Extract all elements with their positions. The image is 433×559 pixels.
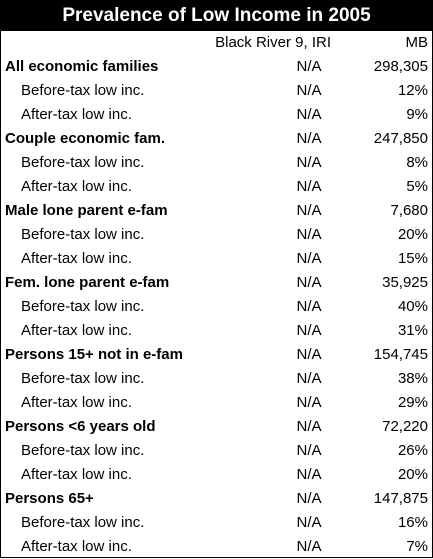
cell: N/A — [296, 58, 322, 75]
cell: 31% — [397, 322, 428, 339]
row-label: Before-tax low inc. — [21, 226, 145, 243]
row-label: Before-tax low inc. — [21, 82, 145, 99]
sub-row: Before-tax low inc. N/A 38% — [1, 367, 432, 391]
cell: 20% — [397, 226, 428, 243]
header-cell: Black River 9, IRI — [215, 34, 331, 51]
header-cell: MB — [405, 34, 429, 51]
row-label: Before-tax low inc. — [21, 442, 145, 459]
cell: N/A — [296, 298, 322, 315]
cell: N/A — [296, 442, 322, 459]
cell: N/A — [296, 418, 322, 435]
table-title: Prevalence of Low Income in 2005 — [1, 1, 432, 31]
row-label: Before-tax low inc. — [21, 298, 145, 315]
group-row: Persons <6 years old N/A 72,220 — [1, 415, 432, 439]
sub-row: After-tax low inc. N/A 31% — [1, 319, 432, 343]
cell: 147,875 — [373, 490, 428, 507]
group-label: Persons 65+ — [5, 490, 94, 507]
row-label: After-tax low inc. — [21, 466, 132, 483]
sub-row: After-tax low inc. N/A 9% — [1, 103, 432, 127]
cell: N/A — [296, 154, 322, 171]
cell: 26% — [397, 442, 428, 459]
sub-row: Before-tax low inc. N/A 16% — [1, 511, 432, 535]
row-label: Before-tax low inc. — [21, 514, 145, 531]
group-label: Male lone parent e-fam — [5, 202, 168, 219]
header-row: Black River 9, IRI MB — [1, 31, 432, 55]
cell: 12% — [397, 82, 428, 99]
row-label: Before-tax low inc. — [21, 154, 145, 171]
sub-row: After-tax low inc. N/A 5% — [1, 175, 432, 199]
cell: 9% — [406, 106, 428, 123]
sub-row: Before-tax low inc. N/A 20% — [1, 223, 432, 247]
cell: N/A — [296, 106, 322, 123]
group-row: Couple economic fam. N/A 247,850 — [1, 127, 432, 151]
row-label: After-tax low inc. — [21, 322, 132, 339]
cell: 16% — [397, 514, 428, 531]
cell: N/A — [296, 490, 322, 507]
cell: N/A — [296, 346, 322, 363]
row-label: Before-tax low inc. — [21, 370, 145, 387]
sub-row: Before-tax low inc. N/A 8% — [1, 151, 432, 175]
cell: N/A — [296, 202, 322, 219]
cell: 72,220 — [382, 418, 428, 435]
cell: 20% — [397, 466, 428, 483]
cell: 298,305 — [373, 58, 428, 75]
cell: N/A — [296, 82, 322, 99]
row-label: After-tax low inc. — [21, 178, 132, 195]
cell: 7,680 — [390, 202, 428, 219]
group-label: All economic families — [5, 58, 159, 75]
cell: 8% — [406, 154, 428, 171]
cell: N/A — [296, 226, 322, 243]
sub-row: After-tax low inc. N/A 20% — [1, 463, 432, 487]
group-row: Male lone parent e-fam N/A 7,680 — [1, 199, 432, 223]
sub-row: Before-tax low inc. N/A 12% — [1, 79, 432, 103]
group-row: Fem. lone parent e-fam N/A 35,925 — [1, 271, 432, 295]
row-label: After-tax low inc. — [21, 250, 132, 267]
cell: 154,745 — [373, 346, 428, 363]
cell: N/A — [296, 322, 322, 339]
group-label: Persons 15+ not in e-fam — [5, 346, 183, 363]
cell: 5% — [406, 178, 428, 195]
sub-row: After-tax low inc. N/A 15% — [1, 247, 432, 271]
cell: N/A — [296, 538, 322, 555]
cell: N/A — [296, 274, 322, 291]
cell: N/A — [296, 466, 322, 483]
cell: 247,850 — [373, 130, 428, 147]
cell: 15% — [397, 250, 428, 267]
cell: 38% — [397, 370, 428, 387]
cell: N/A — [296, 178, 322, 195]
sub-row: After-tax low inc. N/A 7% — [1, 535, 432, 559]
group-label: Couple economic fam. — [5, 130, 166, 147]
cell: N/A — [296, 130, 322, 147]
cell: N/A — [296, 514, 322, 531]
cell: N/A — [296, 394, 322, 411]
cell: N/A — [296, 250, 322, 267]
cell: 7% — [406, 538, 428, 555]
sub-row: Before-tax low inc. N/A 26% — [1, 439, 432, 463]
row-label: After-tax low inc. — [21, 106, 132, 123]
cell: N/A — [296, 370, 322, 387]
group-label: Fem. lone parent e-fam — [5, 274, 170, 291]
cell: 40% — [397, 298, 428, 315]
cell: 35,925 — [382, 274, 428, 291]
group-row: Persons 65+ N/A 147,875 — [1, 487, 432, 511]
cell: 29% — [397, 394, 428, 411]
row-label: After-tax low inc. — [21, 538, 132, 555]
group-label: Persons <6 years old — [5, 418, 156, 435]
row-label: After-tax low inc. — [21, 394, 132, 411]
sub-row: Before-tax low inc. N/A 40% — [1, 295, 432, 319]
sub-row: After-tax low inc. N/A 29% — [1, 391, 432, 415]
group-row: Persons 15+ not in e-fam N/A 154,745 — [1, 343, 432, 367]
group-row: All economic families N/A 298,305 — [1, 55, 432, 79]
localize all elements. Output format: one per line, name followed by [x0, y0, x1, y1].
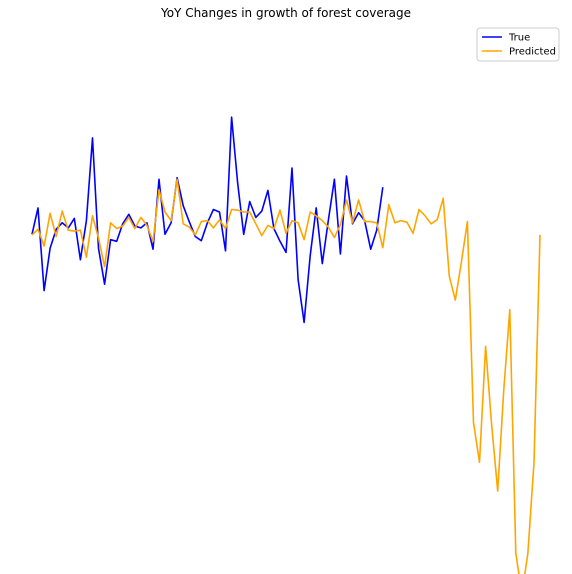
legend-label-true: True	[508, 33, 530, 44]
series-line-true	[31, 116, 384, 324]
series-line-predicted	[31, 178, 541, 574]
legend: True Predicted	[476, 27, 560, 62]
plot-layer	[31, 116, 541, 574]
chart-title: YoY Changes in growth of forest coverage	[160, 6, 411, 20]
legend-label-predicted: Predicted	[509, 47, 556, 58]
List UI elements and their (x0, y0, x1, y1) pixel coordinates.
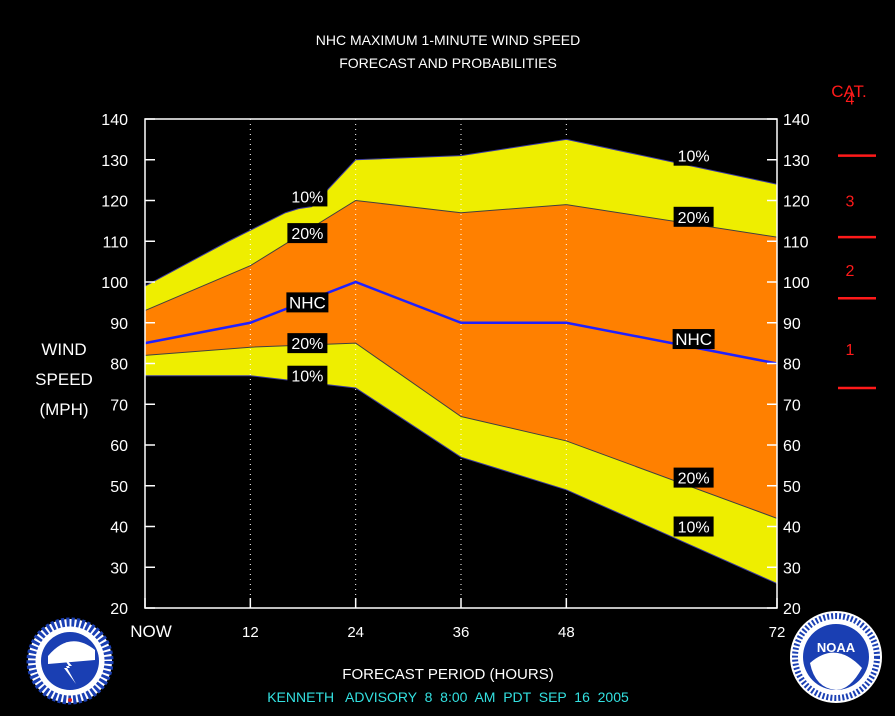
y-axis-title-line2: SPEED (35, 370, 93, 389)
series-label-4: 10% (291, 369, 323, 386)
x-tick-label-48: 48 (558, 624, 575, 641)
noaa-logo-ring-text (792, 613, 880, 701)
y-tick-label-right-130: 130 (783, 153, 810, 170)
x-tick-label-24: 24 (347, 624, 364, 641)
series-label-bg-2 (286, 292, 329, 313)
noaa-logo-gull (810, 652, 862, 690)
series-label-bg-6 (673, 206, 714, 227)
series-label-bg-3 (287, 333, 328, 354)
y-tick-label-left-130: 130 (101, 153, 128, 170)
lower-10pct-line (145, 375, 778, 585)
series-label-bg-4 (287, 365, 328, 386)
y-tick-label-left-100: 100 (101, 275, 128, 292)
y-tick-label-right-140: 140 (783, 112, 810, 129)
y-tick-label-right-120: 120 (783, 194, 810, 211)
series-label-bg-5 (673, 145, 714, 166)
y-tick-label-right-100: 100 (783, 275, 810, 292)
chart-title-line2: FORECAST AND PROBABILITIES (339, 55, 557, 71)
noaa-logo-text: NOAA (817, 640, 856, 655)
category-label-2: 2 (846, 263, 855, 280)
nhc-forecast-line (144, 280, 778, 365)
y-tick-label-right-90: 90 (783, 316, 801, 333)
y-tick-label-right-20: 20 (783, 601, 801, 618)
chart-title-line1: NHC MAXIMUM 1-MINUTE WIND SPEED (316, 32, 580, 48)
upper-20pct-line (144, 199, 778, 311)
x-tick-label-72: 72 (769, 624, 786, 641)
series-label-bg-7 (672, 329, 715, 350)
series-label-9: 10% (678, 520, 710, 537)
nws-logo-star (68, 698, 72, 702)
y-tick-label-left-80: 80 (110, 357, 128, 374)
x-tick-label-NOW: NOW (130, 622, 172, 641)
series-label-5: 10% (678, 149, 710, 166)
y-tick-label-right-50: 50 (783, 479, 801, 496)
series-label-6: 20% (678, 210, 710, 227)
y-tick-label-left-50: 50 (110, 479, 128, 496)
x-axis-title: FORECAST PERIOD (HOURS) (342, 666, 553, 683)
nws-logo (26, 617, 114, 705)
y-tick-label-left-70: 70 (110, 397, 128, 414)
lightning-icon (60, 652, 76, 684)
y-axis-title-line1: WIND (41, 340, 86, 359)
series-label-0: 10% (291, 189, 323, 206)
y-tick-label-right-70: 70 (783, 397, 801, 414)
category-label-3: 3 (846, 194, 855, 211)
advisory-text: KENNETH ADVISORY 8 8:00 AM PDT SEP 16 20… (267, 689, 629, 705)
category-label-1: 1 (846, 342, 855, 359)
series-label-7: NHC (675, 330, 712, 349)
y-tick-label-left-30: 30 (110, 560, 128, 577)
series-label-1: 20% (291, 226, 323, 243)
series-label-bg-1 (287, 223, 328, 244)
y-tick-label-right-80: 80 (783, 357, 801, 374)
y-axis-title: WIND SPEED (MPH) (35, 340, 93, 419)
x-tick-label-12: 12 (242, 624, 259, 641)
saffir-simpson-categories: 4 3 2 1 (838, 92, 876, 390)
y-tick-label-left-90: 90 (110, 316, 128, 333)
series-label-3: 20% (291, 336, 323, 353)
category-header: CAT. (831, 82, 867, 101)
nws-logo-cloud (48, 641, 95, 664)
y-tick-label-right-40: 40 (783, 520, 801, 537)
x-tick-label-36: 36 (453, 624, 470, 641)
x-axis: NOW 12 24 36 48 72 (130, 598, 785, 641)
y-tick-label-left-20: 20 (110, 601, 128, 618)
noaa-logo: NOAA (790, 611, 882, 703)
lower-20pct-line (144, 342, 778, 519)
y-tick-label-left-120: 120 (101, 194, 128, 211)
y-tick-label-left-60: 60 (110, 438, 128, 455)
y-tick-label-right-60: 60 (783, 438, 801, 455)
y-axes: 20 20 30 30 40 40 50 50 60 60 70 70 80 80 90 90 100 100 11… (101, 112, 810, 618)
y-axis-title-line3: (MPH) (39, 400, 88, 419)
y-tick-label-right-30: 30 (783, 560, 801, 577)
series-labels: 10% 20% NHC 20% 10% 10% 20% NHC 20% 10% (286, 145, 715, 537)
series-label-8: 20% (678, 471, 710, 488)
series-label-bg-8 (673, 467, 714, 488)
upper-10pct-line (144, 138, 778, 287)
series-label-bg-0 (287, 186, 328, 207)
y-tick-label-right-110: 110 (783, 234, 809, 251)
series-lines (144, 138, 778, 585)
series-label-bg-9 (673, 516, 714, 537)
series-label-2: NHC (289, 293, 326, 312)
y-tick-label-left-40: 40 (110, 520, 128, 537)
y-tick-label-left-110: 110 (102, 234, 128, 251)
y-tick-label-left-140: 140 (101, 112, 128, 129)
category-label-4: 4 (846, 92, 855, 109)
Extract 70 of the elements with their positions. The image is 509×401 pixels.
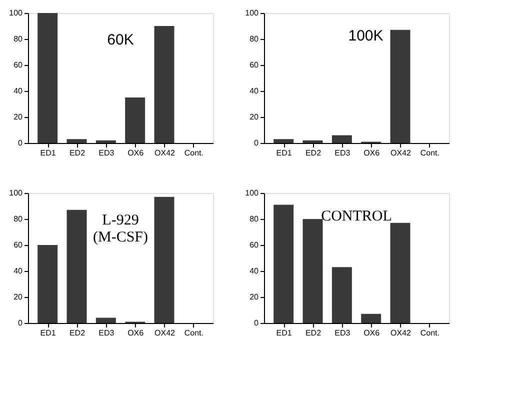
x-tick-label: Cont. [184,328,204,338]
x-tick-label: Cont. [420,148,440,158]
bar [274,204,294,323]
x-tick-label: ED2 [69,148,86,158]
text: CONTROL [321,208,392,225]
bar [332,135,352,143]
x-tick-label: OX42 [390,328,412,338]
y-tick-label: 60 [14,240,24,250]
x-tick-label: ED1 [276,148,292,158]
y-tick-label: 80 [14,34,24,44]
bar [38,245,58,323]
x-tick-label: OX42 [154,148,176,158]
x-tick-label: ED1 [40,148,56,158]
x-tick-label: ED3 [98,148,115,158]
y-tick-label: 40 [250,86,260,96]
y-tick-label: 80 [14,214,24,224]
x-tick-label: OX42 [390,148,412,158]
x-tick-label: Cont. [420,328,440,338]
y-tick-label: 100 [245,188,260,198]
y-tick-label: 60 [14,60,24,70]
y-tick-label: 20 [14,112,24,122]
bar [66,139,87,143]
x-tick-label: ED2 [69,328,86,338]
y-tick-label: 20 [14,292,24,302]
y-tick-label: 60 [250,240,260,250]
y-tick-label: 0 [18,318,24,328]
text: 100K [348,28,384,45]
y-tick-label: 100 [9,8,24,18]
text: 60K [107,32,134,48]
y-tick-label: 0 [18,138,24,148]
bar [274,139,294,143]
x-tick-label: ED2 [305,328,322,338]
bar [390,30,410,143]
y-tick-label: 40 [14,86,24,96]
bar [96,318,116,323]
bar [302,140,323,143]
y-tick-label: 0 [254,138,260,148]
y-tick-label: 20 [250,292,260,302]
x-tick-label: OX6 [364,148,380,158]
y-tick-label: 60 [250,60,260,70]
bar [361,314,382,323]
text: L-929 (M-CSF) [92,212,148,246]
y-tick-label: 40 [14,266,24,276]
bar [154,26,174,143]
y-tick-label: 20 [250,112,260,122]
x-tick-label: OX6 [128,148,144,158]
x-tick-label: ED3 [334,148,351,158]
bar [390,222,410,323]
x-tick-label: ED3 [98,328,115,338]
bar [154,196,174,323]
bar [302,219,323,323]
bar [332,267,352,323]
y-tick-label: 100 [245,8,260,18]
x-tick-label: OX42 [154,328,176,338]
bar [125,98,146,143]
x-tick-label: ED2 [305,148,322,158]
x-tick-label: ED3 [334,328,351,338]
y-tick-label: 80 [250,214,260,224]
y-tick-label: 80 [250,34,260,44]
x-tick-label: Cont. [184,148,204,158]
y-tick-label: 0 [254,318,260,328]
y-tick-label: 40 [250,266,260,276]
x-tick-label: ED1 [276,328,292,338]
x-tick-label: ED1 [40,328,56,338]
x-tick-label: OX6 [128,328,144,338]
bar [66,210,87,323]
y-tick-label: 100 [9,188,24,198]
bar [38,13,58,143]
x-tick-label: OX6 [364,328,380,338]
bar [96,140,116,143]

════

• [Challenge] Copy the part of the data that opens with the line containing "x-tick-label: Cont. [184,328,204,338]" and closes with the line containing "x-tick-label: OX42 [154,148,176,158]", substituting "column" for "bar" and leaving all else unchanged.

• [Response to this task]
x-tick-label: Cont. [184,328,204,338]
x-tick-label: Cont. [420,148,440,158]
column [274,204,294,323]
x-tick-label: ED2 [69,148,86,158]
text: CONTROL [321,208,392,225]
column [332,135,352,143]
x-tick-label: OX42 [390,328,412,338]
y-tick-label: 60 [14,240,24,250]
x-tick-label: ED1 [276,148,292,158]
y-tick-label: 80 [14,34,24,44]
column [38,245,58,323]
x-tick-label: OX42 [154,148,176,158]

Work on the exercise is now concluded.